作成する内容: 記録の最初の行から始まり「45, 479, 55)」を含む行で終わる部分を、両端の行も含めて一字一句変えずに書き写してください。

対象の記録:
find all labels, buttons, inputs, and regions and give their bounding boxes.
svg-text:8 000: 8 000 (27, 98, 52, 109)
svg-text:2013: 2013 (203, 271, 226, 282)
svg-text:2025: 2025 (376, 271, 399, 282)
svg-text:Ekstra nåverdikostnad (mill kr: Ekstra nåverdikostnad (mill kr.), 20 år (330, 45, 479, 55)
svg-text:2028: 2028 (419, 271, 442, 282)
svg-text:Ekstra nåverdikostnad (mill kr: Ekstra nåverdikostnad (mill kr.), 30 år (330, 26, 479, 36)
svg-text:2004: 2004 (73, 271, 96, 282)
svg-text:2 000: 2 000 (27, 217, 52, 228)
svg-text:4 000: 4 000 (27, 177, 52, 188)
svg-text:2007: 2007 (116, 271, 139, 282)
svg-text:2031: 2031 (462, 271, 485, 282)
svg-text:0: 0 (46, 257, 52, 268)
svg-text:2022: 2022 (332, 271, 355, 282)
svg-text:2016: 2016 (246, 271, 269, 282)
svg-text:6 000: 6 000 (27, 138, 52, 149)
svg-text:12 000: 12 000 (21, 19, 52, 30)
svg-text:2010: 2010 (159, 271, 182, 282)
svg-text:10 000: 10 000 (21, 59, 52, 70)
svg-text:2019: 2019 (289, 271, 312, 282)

解答全文:
find all labels, buttons, inputs, and regions and give their bounding boxes.
svg-text:8 000: 8 000 (27, 98, 52, 109)
svg-text:2013: 2013 (203, 271, 226, 282)
svg-text:2025: 2025 (376, 271, 399, 282)
svg-text:Ekstra nåverdikostnad (mill kr: Ekstra nåverdikostnad (mill kr.), 20 år (330, 45, 479, 55)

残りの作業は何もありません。